* WHAT THE EXERCISE ASKS *
Give only the number of lines below that contain the word "uitvaartcentrum".

* GIVEN RECORDS *

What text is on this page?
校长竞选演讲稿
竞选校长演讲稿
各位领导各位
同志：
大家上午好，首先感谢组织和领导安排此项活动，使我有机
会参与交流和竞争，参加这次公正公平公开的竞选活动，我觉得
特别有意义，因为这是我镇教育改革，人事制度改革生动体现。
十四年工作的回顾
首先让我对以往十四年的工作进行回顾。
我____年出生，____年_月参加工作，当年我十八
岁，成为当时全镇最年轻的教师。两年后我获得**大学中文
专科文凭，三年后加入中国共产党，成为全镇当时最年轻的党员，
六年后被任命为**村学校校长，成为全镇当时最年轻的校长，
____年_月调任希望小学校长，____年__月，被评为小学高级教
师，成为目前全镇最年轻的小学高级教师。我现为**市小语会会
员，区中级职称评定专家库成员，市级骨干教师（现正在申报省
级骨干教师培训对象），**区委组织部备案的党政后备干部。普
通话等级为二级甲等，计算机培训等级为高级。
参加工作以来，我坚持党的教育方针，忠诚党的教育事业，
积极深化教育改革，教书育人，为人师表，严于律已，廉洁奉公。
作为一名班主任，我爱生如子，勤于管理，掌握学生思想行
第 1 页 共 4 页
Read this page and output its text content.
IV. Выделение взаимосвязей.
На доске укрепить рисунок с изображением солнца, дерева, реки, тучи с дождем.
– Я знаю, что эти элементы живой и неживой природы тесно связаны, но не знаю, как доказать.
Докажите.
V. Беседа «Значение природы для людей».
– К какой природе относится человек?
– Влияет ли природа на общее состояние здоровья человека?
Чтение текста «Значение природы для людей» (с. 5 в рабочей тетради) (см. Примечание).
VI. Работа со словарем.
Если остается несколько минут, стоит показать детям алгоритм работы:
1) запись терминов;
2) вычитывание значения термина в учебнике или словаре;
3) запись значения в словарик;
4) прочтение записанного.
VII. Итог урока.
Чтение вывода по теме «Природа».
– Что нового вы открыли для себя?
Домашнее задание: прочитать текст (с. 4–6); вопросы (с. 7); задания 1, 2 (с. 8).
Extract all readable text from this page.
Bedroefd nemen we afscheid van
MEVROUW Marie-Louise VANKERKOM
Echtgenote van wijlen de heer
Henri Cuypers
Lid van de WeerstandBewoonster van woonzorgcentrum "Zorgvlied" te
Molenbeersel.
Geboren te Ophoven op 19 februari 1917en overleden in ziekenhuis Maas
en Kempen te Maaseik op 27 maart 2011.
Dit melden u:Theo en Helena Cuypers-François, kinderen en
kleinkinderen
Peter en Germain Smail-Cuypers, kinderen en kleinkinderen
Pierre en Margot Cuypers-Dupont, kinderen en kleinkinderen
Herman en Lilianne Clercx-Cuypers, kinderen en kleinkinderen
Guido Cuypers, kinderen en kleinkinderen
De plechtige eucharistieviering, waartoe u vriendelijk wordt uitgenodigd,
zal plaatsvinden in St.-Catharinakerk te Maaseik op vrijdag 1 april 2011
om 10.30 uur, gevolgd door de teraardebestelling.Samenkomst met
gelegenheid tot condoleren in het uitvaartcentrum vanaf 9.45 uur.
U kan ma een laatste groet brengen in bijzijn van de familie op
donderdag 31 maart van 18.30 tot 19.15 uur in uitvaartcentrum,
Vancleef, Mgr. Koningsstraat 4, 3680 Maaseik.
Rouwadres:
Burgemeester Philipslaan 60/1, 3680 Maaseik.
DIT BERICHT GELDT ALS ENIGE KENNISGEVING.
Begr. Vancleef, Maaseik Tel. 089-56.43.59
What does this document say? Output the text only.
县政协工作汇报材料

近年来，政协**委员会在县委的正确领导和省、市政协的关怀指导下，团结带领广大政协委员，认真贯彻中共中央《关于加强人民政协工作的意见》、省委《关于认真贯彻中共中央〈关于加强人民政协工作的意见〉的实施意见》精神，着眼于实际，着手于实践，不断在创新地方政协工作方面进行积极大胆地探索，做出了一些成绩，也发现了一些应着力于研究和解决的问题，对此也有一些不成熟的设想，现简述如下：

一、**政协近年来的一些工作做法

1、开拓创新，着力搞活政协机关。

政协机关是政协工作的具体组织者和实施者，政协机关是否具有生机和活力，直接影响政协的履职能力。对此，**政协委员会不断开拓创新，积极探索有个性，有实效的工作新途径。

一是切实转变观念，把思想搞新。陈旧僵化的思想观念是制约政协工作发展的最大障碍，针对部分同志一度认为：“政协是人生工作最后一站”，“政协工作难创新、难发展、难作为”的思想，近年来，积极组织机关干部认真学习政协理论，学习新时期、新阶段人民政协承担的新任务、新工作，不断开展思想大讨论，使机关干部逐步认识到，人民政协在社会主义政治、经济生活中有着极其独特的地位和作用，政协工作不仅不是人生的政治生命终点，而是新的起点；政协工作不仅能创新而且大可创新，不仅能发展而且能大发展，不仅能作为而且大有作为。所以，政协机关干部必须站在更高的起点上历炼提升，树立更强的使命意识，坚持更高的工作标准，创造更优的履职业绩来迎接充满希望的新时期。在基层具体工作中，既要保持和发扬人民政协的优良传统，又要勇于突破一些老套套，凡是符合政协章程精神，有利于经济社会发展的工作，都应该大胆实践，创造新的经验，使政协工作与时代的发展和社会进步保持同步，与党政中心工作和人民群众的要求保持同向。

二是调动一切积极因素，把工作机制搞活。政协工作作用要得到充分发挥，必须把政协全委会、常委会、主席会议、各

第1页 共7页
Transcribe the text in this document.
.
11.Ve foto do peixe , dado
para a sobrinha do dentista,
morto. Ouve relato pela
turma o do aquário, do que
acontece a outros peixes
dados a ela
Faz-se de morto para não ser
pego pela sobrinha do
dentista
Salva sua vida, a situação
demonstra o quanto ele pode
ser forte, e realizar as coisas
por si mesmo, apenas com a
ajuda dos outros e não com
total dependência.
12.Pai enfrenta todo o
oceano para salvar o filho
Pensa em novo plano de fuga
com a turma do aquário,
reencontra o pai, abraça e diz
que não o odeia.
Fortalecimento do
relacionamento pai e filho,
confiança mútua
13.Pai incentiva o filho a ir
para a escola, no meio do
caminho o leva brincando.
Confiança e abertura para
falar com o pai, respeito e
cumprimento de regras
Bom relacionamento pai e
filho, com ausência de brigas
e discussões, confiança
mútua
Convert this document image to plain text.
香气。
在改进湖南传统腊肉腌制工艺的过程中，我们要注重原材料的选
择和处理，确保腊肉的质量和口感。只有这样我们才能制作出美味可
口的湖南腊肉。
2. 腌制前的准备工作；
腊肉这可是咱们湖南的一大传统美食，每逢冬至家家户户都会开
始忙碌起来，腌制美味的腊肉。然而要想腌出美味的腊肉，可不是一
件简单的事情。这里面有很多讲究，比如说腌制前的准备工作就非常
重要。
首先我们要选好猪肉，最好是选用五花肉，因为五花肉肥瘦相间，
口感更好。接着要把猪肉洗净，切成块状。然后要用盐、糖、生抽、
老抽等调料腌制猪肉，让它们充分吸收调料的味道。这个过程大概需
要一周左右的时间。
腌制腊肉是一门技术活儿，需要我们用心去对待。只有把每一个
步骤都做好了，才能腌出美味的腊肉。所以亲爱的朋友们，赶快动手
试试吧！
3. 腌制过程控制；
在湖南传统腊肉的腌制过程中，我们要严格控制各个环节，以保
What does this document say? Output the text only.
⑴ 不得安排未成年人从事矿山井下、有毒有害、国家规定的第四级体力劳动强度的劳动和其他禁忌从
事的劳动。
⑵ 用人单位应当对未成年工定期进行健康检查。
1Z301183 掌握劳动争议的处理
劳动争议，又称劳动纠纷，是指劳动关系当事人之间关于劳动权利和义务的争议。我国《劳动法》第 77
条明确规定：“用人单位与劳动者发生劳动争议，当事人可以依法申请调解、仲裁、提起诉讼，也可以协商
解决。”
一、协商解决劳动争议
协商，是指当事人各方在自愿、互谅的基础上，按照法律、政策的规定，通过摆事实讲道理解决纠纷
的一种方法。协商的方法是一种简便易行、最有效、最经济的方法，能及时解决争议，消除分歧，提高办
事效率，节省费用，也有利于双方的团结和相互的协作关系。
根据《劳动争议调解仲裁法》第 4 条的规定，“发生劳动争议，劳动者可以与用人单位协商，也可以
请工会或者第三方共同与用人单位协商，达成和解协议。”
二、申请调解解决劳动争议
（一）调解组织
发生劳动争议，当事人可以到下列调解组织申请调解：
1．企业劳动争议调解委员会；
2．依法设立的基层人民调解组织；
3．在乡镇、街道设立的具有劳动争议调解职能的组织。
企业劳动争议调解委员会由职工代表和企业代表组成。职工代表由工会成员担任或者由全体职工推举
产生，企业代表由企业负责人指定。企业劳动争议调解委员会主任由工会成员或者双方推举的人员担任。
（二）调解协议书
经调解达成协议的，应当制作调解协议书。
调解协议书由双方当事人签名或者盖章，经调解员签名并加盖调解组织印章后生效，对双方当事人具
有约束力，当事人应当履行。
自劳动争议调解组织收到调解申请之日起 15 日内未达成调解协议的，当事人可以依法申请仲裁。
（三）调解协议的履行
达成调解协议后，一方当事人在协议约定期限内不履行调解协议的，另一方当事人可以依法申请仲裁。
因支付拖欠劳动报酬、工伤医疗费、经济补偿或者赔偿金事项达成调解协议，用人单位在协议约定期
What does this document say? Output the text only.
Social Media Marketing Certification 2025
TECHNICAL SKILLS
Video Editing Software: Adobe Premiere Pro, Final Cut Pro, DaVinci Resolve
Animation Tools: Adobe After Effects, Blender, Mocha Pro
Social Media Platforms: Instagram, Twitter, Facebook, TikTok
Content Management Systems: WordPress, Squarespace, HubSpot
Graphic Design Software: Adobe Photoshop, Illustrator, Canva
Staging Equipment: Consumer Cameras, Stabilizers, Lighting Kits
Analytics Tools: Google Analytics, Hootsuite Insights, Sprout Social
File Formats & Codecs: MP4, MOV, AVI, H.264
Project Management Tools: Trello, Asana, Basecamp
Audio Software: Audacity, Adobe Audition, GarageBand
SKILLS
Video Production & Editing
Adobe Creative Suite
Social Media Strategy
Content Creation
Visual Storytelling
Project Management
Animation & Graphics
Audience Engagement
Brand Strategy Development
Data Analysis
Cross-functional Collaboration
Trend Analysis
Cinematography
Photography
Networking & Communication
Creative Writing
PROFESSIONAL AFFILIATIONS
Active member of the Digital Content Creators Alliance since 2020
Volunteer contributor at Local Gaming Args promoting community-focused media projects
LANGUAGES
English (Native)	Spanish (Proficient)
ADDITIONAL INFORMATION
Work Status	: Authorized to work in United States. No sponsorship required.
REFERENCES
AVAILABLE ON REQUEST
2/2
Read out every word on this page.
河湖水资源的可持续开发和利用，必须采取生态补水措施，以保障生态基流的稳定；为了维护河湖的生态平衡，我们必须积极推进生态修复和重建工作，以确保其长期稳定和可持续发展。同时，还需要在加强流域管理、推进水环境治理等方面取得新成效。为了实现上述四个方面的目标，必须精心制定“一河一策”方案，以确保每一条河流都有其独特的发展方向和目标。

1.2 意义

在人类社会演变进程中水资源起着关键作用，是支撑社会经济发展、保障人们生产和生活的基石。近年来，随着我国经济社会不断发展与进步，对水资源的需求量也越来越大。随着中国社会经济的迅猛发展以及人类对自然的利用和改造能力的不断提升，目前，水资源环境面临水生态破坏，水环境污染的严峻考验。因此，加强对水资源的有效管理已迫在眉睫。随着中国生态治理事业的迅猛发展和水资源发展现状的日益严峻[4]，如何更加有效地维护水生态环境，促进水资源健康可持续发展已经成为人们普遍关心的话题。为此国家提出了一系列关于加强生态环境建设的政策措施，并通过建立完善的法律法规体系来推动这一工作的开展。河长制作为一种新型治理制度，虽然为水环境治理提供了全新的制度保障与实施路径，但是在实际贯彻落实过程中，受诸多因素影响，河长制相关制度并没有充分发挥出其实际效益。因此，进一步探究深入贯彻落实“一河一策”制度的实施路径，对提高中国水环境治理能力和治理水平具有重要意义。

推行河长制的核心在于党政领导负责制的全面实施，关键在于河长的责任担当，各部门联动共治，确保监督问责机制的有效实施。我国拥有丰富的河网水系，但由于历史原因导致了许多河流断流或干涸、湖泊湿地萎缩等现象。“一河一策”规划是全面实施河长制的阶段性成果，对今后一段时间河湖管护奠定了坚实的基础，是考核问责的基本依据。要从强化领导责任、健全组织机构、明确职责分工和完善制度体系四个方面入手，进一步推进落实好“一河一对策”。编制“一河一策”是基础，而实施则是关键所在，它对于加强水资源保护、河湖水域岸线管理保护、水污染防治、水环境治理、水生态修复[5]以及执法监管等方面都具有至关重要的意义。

* WORKED ANSWER *
2